Spantree is a boutique software engineering firm based (mostly) in Chicago. We're looking for our very first DevOps engineer to join our team in the West Loop.

This candidate should enjoy learning new technologies and solving hard problems. Ideally, we're looking for someone that can whip or systems engineering stack into shape, taking over cross-cutting systems work that we each handle on our individual projects. Our existing team of 7 are mostly programmers. We've had to learn tools such as Vagrant, Puppet and AWS to make our lives easier, but we're growing to the point where we could really use someone who lives and breathes this stuff.

We work quite a bit with OSS and we're not shy about jumping into other people's code to figure things out. We constantly hunt for smarter ways to do things, so we're often experimenting with emerging tech with little or no documentation. You should be motivated to submit pull requests and hunt down project committers on Twitter and IRC when you're stuck.

===

Who are you?

## Complete the following
a) Do these statements agree with the Spantree job posting above? (i) The existing team has seven members, mostly programmers. (ii) The firm already employs several DevOps engineers. (iii) The team avoids technologies that lack documentation. Answer yes or no for each, quoting the deciding words.
b) Extract the passage of the Spantree job posting from "We work quite" up to and including "Who are you?", copying it without any change.

## Supplied material
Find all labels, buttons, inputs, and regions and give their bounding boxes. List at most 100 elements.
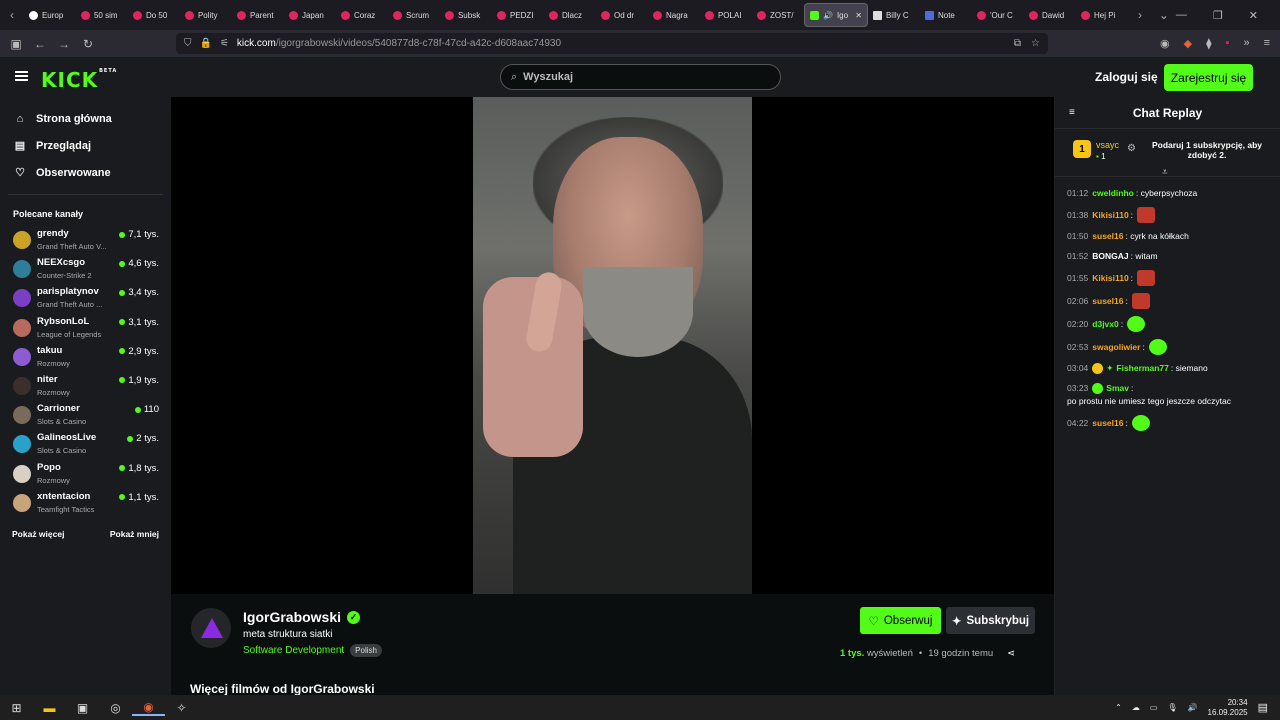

## Answer set
a)
(i) Yes: "Our existing team of 7 are mostly programmers."
(ii) No: "We're looking for our very first DevOps engineer"
(iii) No: "we're often experimenting with emerging tech with little or no documentation"

b)
We work quite a bit with OSS and we're not shy about jumping into other people's code to figure things out. We constantly hunt for smarter ways to do things, so we're often experimenting with emerging tech with little or no documentation. You should be motivated to submit pull requests and hunt down project committers on Twitter and IRC when you're stuck.

===

Who are you?